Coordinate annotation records
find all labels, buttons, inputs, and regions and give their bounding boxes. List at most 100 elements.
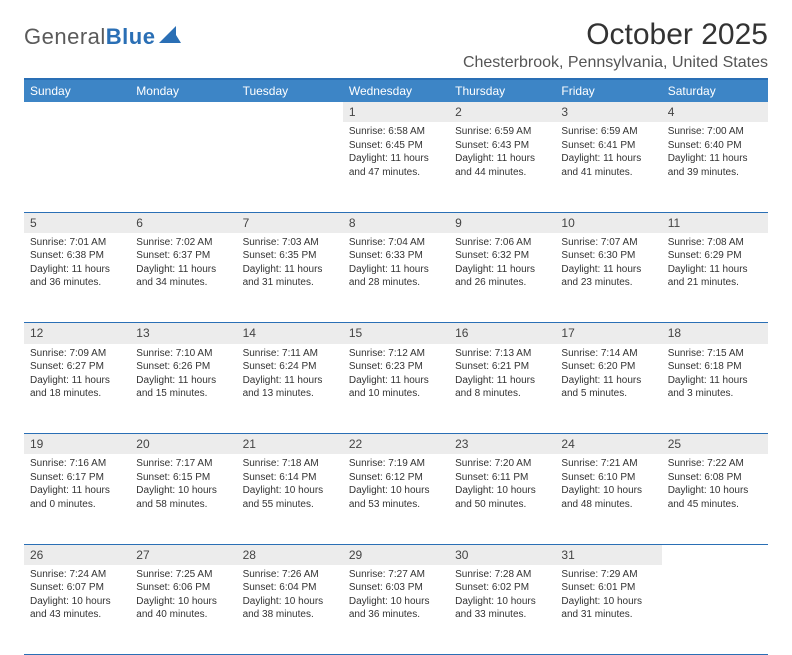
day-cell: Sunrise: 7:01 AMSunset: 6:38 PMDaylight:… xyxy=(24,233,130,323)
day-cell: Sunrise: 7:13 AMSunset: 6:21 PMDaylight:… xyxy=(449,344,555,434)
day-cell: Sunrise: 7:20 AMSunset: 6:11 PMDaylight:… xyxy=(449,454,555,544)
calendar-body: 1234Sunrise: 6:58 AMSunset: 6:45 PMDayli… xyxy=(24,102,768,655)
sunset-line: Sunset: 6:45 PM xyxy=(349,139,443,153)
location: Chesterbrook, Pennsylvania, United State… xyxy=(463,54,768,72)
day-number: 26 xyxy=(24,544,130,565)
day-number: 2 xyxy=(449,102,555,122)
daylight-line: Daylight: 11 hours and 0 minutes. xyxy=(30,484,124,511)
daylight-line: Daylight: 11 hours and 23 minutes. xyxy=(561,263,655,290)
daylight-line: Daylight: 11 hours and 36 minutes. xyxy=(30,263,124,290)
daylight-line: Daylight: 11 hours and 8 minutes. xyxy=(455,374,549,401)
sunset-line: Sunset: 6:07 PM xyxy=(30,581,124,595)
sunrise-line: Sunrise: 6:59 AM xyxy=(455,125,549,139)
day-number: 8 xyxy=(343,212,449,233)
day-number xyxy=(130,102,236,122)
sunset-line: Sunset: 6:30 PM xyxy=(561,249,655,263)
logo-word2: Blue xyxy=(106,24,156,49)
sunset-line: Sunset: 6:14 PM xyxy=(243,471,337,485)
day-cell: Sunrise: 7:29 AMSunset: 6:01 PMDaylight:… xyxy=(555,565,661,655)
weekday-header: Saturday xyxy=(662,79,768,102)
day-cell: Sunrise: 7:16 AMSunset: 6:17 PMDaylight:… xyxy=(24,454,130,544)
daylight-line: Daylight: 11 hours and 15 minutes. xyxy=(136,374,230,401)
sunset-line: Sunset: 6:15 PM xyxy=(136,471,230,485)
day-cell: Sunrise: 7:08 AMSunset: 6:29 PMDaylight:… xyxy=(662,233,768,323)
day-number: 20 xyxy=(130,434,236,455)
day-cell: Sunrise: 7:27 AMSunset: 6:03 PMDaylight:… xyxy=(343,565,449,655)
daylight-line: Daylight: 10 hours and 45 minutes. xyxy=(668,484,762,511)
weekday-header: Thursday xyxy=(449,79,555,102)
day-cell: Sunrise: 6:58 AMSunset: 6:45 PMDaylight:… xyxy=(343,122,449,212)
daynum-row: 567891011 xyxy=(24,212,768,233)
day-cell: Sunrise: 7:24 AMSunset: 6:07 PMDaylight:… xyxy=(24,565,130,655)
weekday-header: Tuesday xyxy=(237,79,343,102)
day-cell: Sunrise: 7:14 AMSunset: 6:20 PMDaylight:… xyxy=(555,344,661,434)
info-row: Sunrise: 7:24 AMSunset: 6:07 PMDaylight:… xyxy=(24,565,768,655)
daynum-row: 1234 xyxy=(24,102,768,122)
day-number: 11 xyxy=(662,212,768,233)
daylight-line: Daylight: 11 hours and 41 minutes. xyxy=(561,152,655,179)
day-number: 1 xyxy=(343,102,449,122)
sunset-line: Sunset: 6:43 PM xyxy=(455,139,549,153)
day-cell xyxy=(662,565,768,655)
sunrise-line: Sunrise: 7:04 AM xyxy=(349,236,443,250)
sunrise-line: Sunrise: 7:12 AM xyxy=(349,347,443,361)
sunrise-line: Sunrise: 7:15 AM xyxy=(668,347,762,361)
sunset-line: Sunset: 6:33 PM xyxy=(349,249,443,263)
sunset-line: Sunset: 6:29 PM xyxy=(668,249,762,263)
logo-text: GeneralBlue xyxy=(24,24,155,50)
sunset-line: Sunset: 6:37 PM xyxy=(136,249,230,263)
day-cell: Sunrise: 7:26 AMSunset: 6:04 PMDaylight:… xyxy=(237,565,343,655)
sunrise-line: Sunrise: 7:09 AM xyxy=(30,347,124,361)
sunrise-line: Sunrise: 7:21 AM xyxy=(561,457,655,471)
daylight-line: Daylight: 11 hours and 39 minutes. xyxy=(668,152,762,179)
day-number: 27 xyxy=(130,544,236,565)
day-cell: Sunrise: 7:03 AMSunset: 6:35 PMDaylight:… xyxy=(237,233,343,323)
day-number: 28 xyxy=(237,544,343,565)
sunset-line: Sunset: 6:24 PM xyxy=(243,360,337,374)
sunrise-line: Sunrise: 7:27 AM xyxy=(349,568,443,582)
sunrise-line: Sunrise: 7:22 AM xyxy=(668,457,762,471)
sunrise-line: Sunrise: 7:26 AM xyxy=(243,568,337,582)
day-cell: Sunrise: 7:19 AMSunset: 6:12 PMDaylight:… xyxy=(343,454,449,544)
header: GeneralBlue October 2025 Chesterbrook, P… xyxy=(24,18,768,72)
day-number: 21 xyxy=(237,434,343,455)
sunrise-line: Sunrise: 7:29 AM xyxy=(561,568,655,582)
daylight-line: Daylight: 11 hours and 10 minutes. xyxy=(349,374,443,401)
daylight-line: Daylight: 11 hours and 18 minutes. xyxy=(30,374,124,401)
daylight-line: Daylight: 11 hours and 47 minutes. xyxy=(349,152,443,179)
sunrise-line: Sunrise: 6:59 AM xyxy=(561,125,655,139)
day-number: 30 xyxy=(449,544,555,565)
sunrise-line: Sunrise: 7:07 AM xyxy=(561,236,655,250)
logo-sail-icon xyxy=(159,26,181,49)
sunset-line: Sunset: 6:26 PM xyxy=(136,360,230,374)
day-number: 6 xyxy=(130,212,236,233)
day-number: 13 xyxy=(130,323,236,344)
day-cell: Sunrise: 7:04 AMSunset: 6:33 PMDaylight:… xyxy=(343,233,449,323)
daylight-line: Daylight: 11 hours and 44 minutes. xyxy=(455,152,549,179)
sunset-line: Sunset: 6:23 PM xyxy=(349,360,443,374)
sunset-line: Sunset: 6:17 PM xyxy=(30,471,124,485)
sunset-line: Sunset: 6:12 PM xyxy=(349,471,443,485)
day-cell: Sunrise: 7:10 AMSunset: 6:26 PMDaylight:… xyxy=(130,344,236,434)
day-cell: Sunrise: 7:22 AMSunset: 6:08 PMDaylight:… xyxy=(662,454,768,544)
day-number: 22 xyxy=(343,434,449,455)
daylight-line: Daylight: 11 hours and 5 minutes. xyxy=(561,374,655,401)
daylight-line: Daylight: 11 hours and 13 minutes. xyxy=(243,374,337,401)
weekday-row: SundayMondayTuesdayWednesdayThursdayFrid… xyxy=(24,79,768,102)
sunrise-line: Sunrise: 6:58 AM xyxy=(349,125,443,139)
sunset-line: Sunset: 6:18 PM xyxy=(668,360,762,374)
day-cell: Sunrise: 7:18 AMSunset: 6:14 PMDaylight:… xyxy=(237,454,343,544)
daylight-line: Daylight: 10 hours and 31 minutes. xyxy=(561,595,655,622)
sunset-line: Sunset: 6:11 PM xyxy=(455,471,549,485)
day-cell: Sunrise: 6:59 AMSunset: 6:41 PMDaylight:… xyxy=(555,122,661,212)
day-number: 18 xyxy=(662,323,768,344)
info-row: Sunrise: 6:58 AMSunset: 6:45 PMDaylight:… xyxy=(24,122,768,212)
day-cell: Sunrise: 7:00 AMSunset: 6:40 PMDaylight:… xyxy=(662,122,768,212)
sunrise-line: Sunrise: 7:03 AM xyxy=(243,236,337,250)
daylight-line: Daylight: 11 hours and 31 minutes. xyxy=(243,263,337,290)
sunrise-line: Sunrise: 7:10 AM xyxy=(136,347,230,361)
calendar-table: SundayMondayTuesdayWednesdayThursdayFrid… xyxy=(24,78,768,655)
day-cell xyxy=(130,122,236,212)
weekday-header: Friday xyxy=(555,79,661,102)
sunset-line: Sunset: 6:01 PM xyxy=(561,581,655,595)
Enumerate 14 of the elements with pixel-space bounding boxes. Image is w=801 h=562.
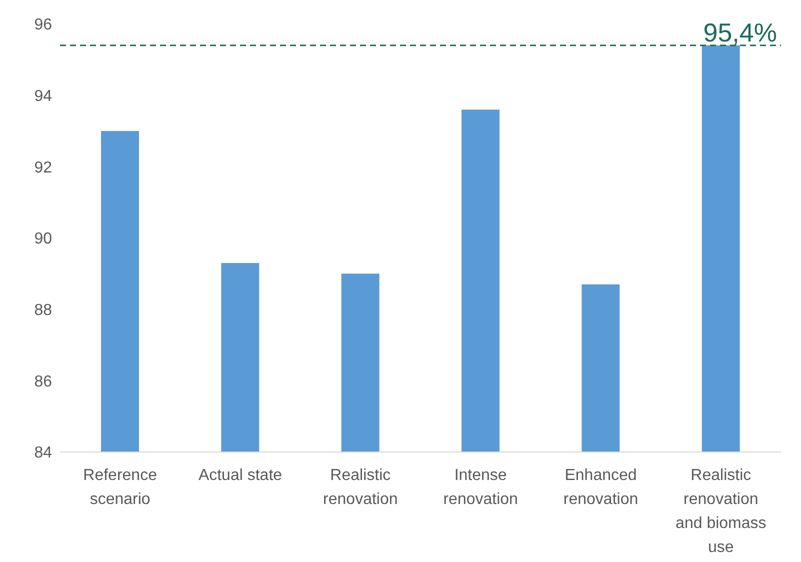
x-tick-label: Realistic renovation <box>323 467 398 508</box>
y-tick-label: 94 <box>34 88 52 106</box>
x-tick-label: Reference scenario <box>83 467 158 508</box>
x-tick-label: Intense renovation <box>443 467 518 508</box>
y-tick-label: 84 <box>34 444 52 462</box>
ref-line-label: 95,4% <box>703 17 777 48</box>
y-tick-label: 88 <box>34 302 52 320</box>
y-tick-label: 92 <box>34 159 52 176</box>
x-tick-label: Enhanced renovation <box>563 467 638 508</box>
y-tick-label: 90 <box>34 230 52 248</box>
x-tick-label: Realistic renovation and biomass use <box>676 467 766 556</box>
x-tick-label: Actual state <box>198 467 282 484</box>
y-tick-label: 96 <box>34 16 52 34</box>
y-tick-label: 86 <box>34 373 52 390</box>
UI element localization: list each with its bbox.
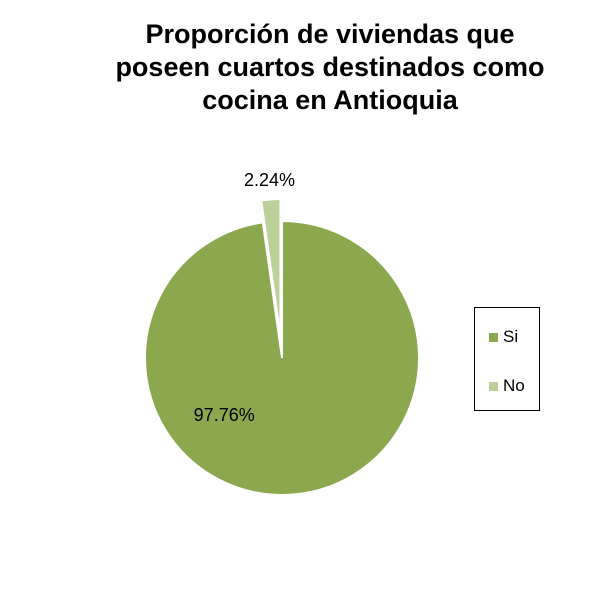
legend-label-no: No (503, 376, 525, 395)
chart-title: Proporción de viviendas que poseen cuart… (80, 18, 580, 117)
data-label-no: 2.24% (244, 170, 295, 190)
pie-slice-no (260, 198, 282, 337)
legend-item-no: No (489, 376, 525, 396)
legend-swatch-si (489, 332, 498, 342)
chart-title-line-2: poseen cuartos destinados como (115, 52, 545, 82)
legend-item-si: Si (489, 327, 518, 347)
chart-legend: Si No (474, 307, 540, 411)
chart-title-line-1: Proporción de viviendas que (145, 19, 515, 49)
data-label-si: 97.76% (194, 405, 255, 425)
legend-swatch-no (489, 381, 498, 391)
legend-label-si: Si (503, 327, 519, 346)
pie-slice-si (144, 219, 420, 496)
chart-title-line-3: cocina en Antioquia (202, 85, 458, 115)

▸ **What is expected**
Print the lines of the listing above from the line with "x-tick-label: Realistic renovation <box>323" up to and including the line with "y-tick-label: 84 <box>34 444 52 462</box>", reproducing them verbatim.

▸ **Exercise output**
x-tick-label: Realistic renovation <box>323 467 398 508</box>
y-tick-label: 94 <box>34 88 52 106</box>
x-tick-label: Reference scenario <box>83 467 158 508</box>
x-tick-label: Intense renovation <box>443 467 518 508</box>
y-tick-label: 84 <box>34 444 52 462</box>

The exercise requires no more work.